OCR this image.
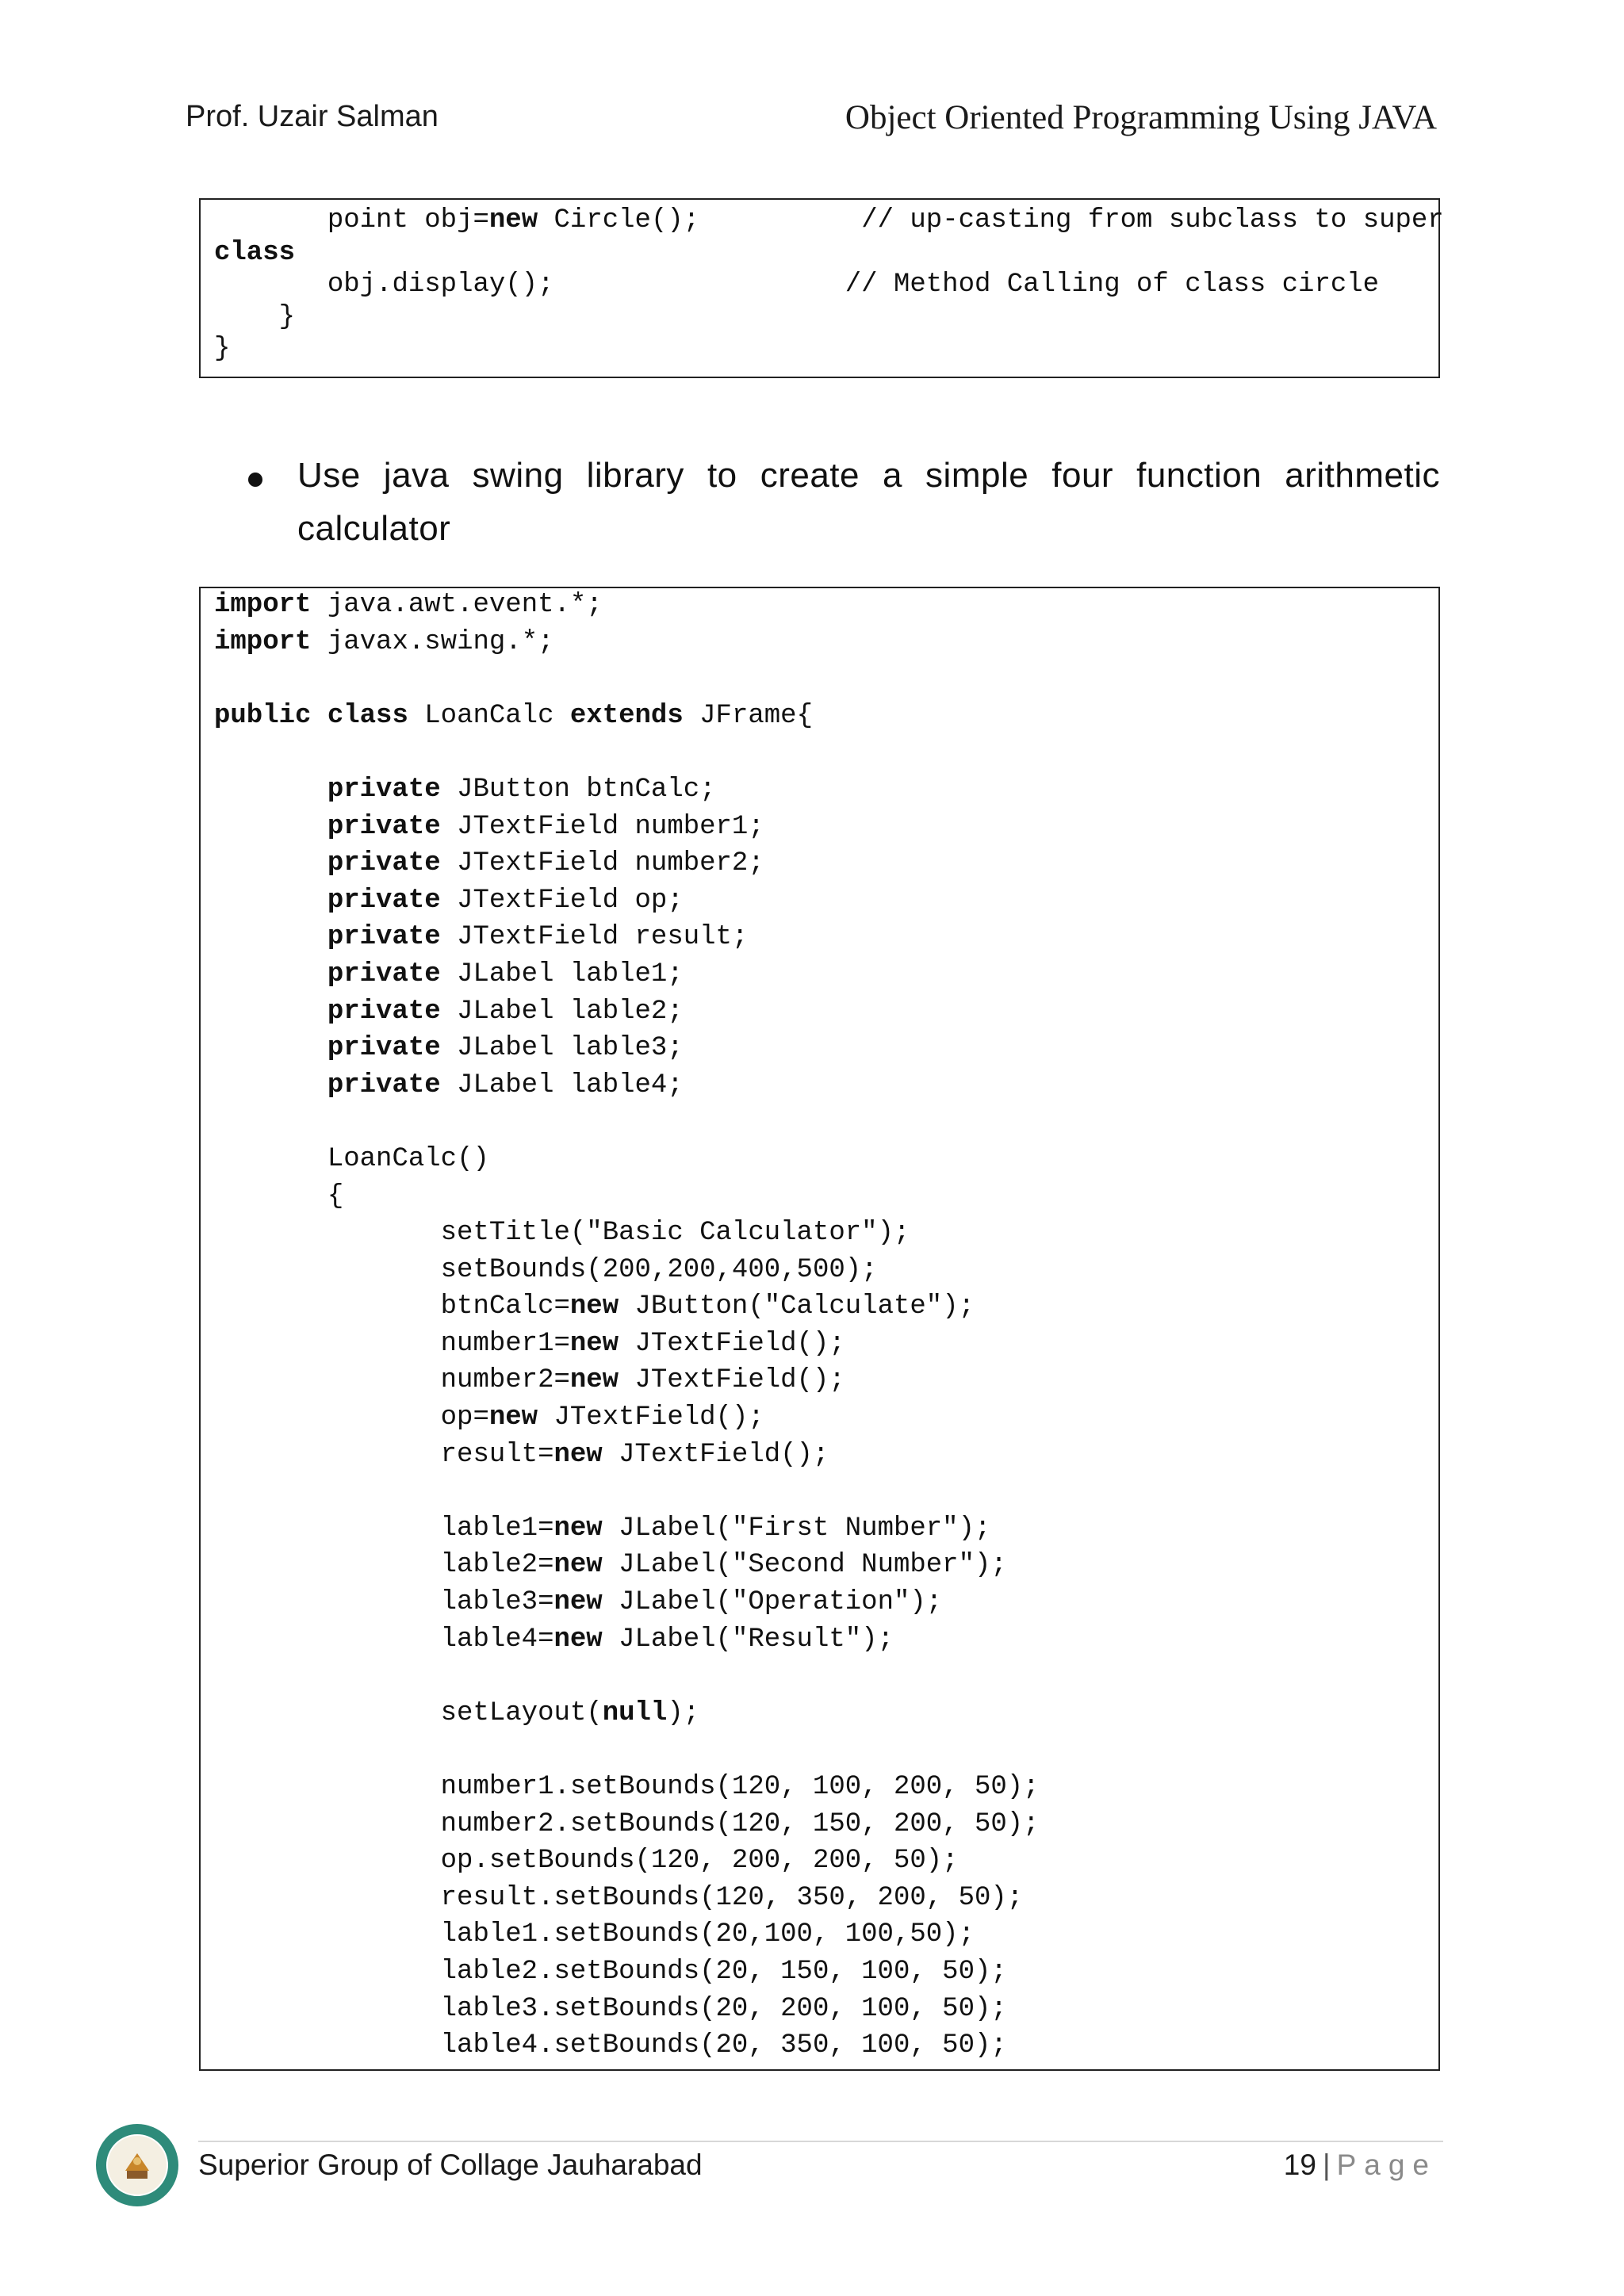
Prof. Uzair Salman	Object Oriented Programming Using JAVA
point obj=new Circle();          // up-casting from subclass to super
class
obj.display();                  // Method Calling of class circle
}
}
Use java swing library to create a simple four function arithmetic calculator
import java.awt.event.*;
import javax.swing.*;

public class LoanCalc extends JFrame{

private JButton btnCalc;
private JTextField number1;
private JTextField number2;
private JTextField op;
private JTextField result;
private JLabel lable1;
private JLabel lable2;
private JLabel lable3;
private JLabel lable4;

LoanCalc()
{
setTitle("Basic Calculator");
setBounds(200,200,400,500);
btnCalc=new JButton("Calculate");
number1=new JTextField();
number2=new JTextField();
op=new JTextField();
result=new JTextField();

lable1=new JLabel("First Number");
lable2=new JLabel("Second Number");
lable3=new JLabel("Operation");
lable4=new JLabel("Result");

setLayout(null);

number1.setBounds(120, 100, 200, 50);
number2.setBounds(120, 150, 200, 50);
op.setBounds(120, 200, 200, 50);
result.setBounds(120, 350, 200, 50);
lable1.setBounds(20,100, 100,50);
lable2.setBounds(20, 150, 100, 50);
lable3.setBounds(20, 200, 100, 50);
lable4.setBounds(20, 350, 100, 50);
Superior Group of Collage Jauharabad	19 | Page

WORK TO COMPLETE =>
Omit the pictures and give the material again, exactly and in full.

SOLUTION TO THIS PROBLEM =>
OCR this image.
Prof. Uzair Salman	Object Oriented Programming Using JAVA
point obj=new Circle();          // up-casting from subclass to super
class
obj.display();                  // Method Calling of class circle
}
}
Use java swing library to create a simple four function arithmetic calculator
import java.awt.event.*;
import javax.swing.*;

public class LoanCalc extends JFrame{

private JButton btnCalc;
private JTextField number1;
private JTextField number2;
private JTextField op;
private JTextField result;
private JLabel lable1;
private JLabel lable2;
private JLabel lable3;
private JLabel lable4;

LoanCalc()
{
setTitle("Basic Calculator");
setBounds(200,200,400,500);
btnCalc=new JButton("Calculate");
number1=new JTextField();
number2=new JTextField();
op=new JTextField();
result=new JTextField();

lable1=new JLabel("First Number");
lable2=new JLabel("Second Number");
lable3=new JLabel("Operation");
lable4=new JLabel("Result");

setLayout(null);

number1.setBounds(120, 100, 200, 50);
number2.setBounds(120, 150, 200, 50);
op.setBounds(120, 200, 200, 50);
result.setBounds(120, 350, 200, 50);
lable1.setBounds(20,100, 100,50);
lable2.setBounds(20, 150, 100, 50);
lable3.setBounds(20, 200, 100, 50);
lable4.setBounds(20, 350, 100, 50);
Superior Group of Collage Jauharabad	19 | Page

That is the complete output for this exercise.